- _INPUT DATA_

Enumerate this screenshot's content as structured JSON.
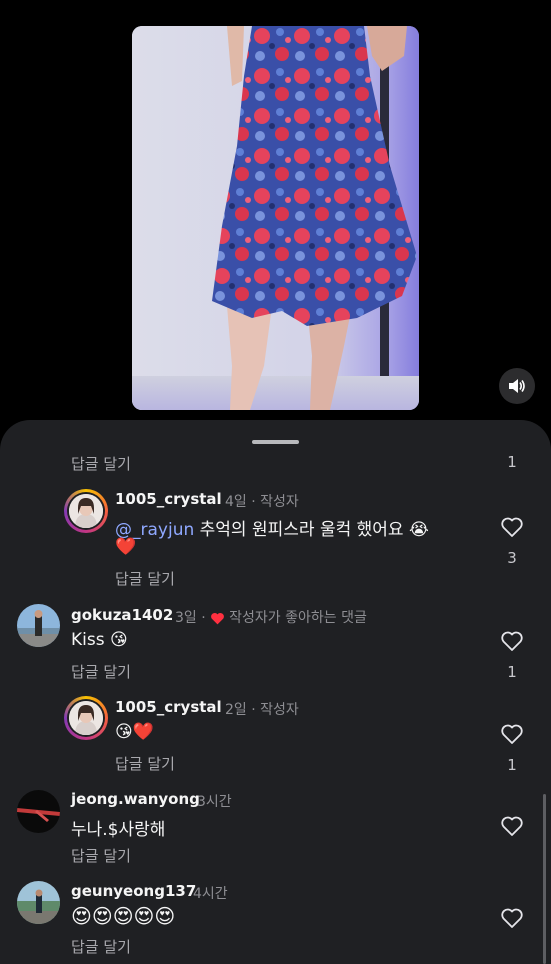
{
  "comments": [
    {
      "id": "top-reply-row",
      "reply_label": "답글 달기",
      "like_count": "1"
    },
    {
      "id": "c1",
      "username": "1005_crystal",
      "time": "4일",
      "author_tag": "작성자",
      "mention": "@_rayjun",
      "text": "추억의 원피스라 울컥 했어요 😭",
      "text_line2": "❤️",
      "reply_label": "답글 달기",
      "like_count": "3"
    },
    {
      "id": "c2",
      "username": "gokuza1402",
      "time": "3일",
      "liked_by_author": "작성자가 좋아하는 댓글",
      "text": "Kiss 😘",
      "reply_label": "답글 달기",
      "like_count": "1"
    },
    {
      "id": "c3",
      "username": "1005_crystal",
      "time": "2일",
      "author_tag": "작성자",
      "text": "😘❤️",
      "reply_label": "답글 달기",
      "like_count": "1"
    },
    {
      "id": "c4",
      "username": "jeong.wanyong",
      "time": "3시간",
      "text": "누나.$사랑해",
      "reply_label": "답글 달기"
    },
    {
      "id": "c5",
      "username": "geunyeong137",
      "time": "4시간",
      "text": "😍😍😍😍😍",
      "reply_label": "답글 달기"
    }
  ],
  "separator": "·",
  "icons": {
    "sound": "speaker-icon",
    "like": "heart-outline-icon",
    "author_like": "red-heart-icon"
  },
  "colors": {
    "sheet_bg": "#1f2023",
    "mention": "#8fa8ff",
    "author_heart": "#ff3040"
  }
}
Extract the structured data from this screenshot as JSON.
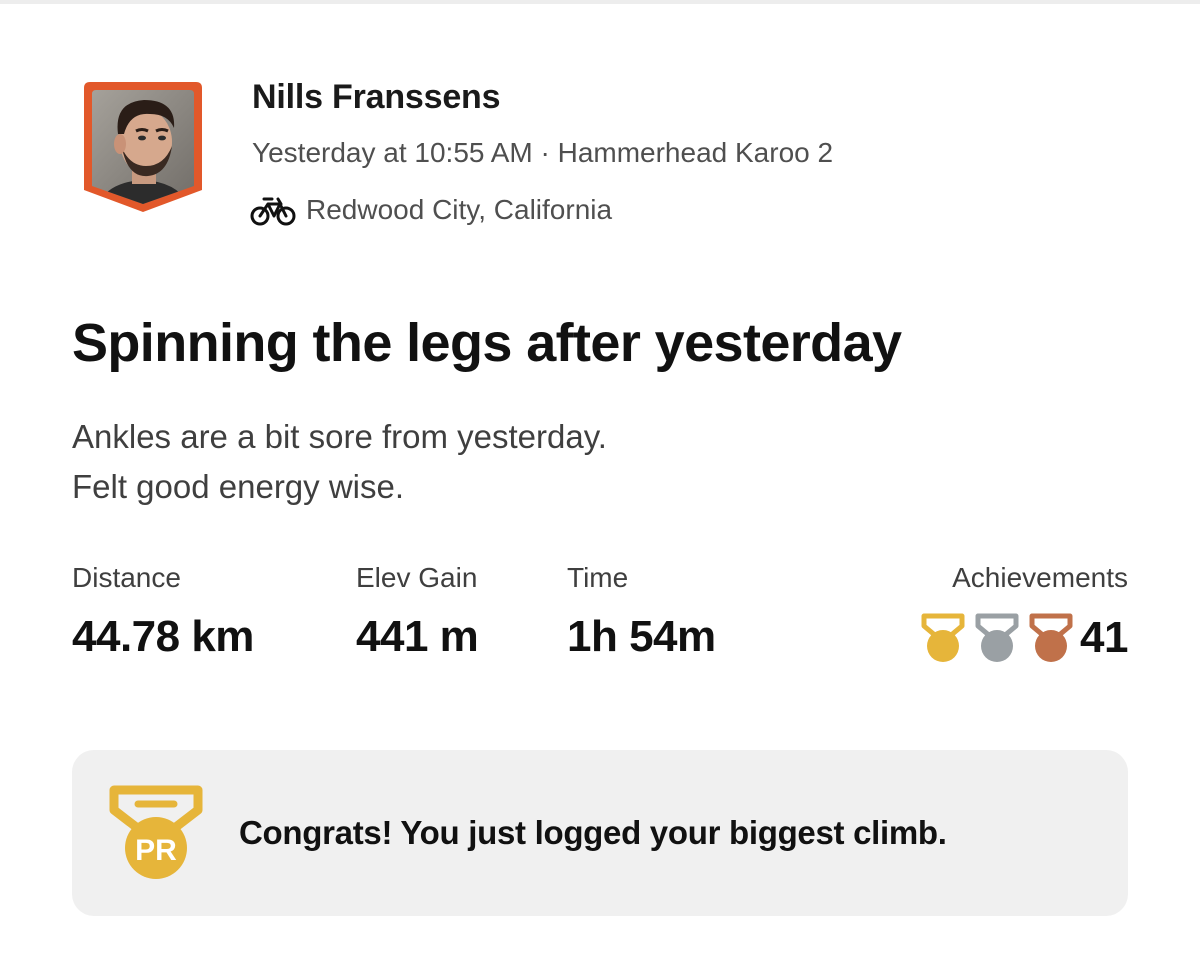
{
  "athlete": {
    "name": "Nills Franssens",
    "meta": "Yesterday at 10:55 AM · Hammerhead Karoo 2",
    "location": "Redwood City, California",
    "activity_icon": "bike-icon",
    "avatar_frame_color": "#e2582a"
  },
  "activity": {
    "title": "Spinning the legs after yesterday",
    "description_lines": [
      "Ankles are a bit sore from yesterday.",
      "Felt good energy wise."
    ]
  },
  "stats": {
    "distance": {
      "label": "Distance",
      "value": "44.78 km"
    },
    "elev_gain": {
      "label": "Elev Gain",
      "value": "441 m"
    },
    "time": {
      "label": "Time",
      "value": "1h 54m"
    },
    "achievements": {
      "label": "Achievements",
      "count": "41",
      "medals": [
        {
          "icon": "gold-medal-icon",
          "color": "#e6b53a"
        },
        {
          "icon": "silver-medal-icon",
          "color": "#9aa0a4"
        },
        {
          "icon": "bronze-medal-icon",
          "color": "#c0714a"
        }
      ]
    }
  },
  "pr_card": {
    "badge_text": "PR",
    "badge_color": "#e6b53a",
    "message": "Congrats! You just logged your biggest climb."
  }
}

...

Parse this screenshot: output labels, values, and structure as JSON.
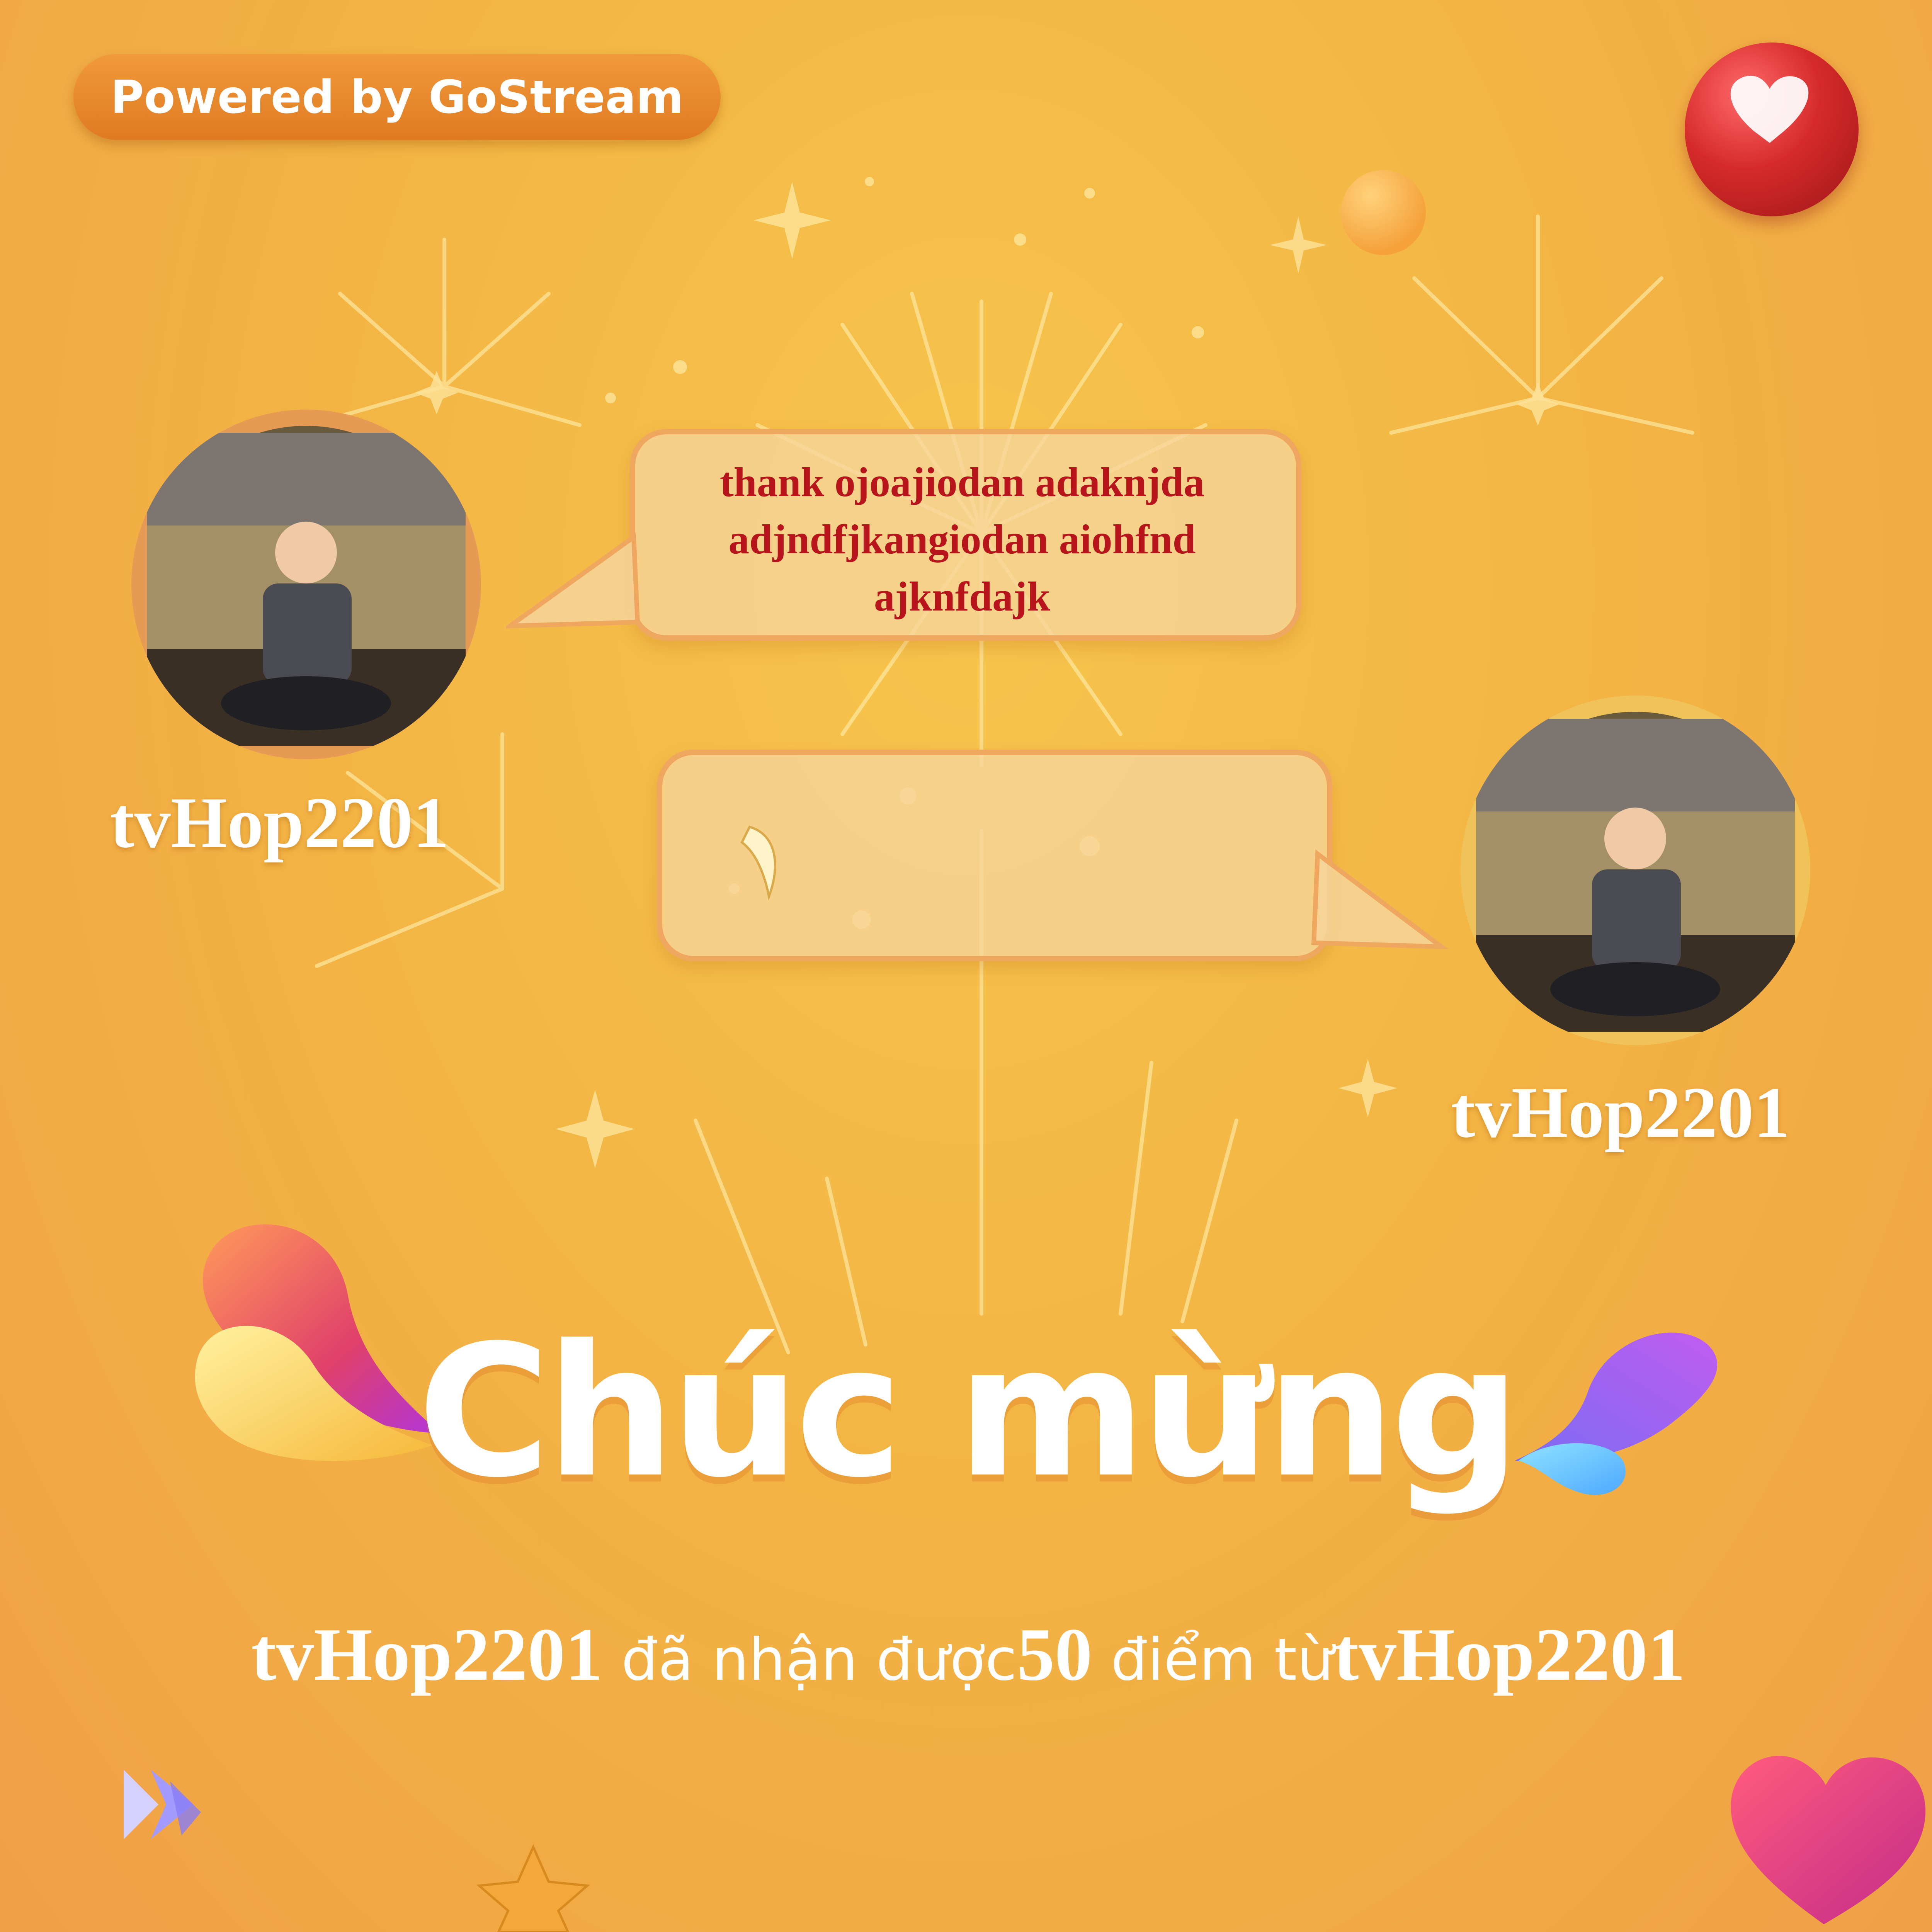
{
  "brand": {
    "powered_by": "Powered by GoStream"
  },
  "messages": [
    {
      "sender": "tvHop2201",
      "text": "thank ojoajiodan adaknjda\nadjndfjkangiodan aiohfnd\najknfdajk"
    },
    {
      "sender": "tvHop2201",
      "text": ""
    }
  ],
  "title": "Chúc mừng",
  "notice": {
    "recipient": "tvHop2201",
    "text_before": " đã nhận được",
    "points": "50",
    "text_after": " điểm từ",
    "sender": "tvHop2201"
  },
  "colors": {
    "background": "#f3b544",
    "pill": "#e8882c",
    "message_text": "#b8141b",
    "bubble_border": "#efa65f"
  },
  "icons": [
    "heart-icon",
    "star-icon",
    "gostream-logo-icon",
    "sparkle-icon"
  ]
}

- _TASK DETAILS_
Gather each line that holds "username".

- _RESPONSE TO THIS EXERCISE_
      "username": "1005_crystal",
      "username": "gokuza1402",
      "username": "1005_crystal",
      "username": "jeong.wanyong",
      "username": "geunyeong137",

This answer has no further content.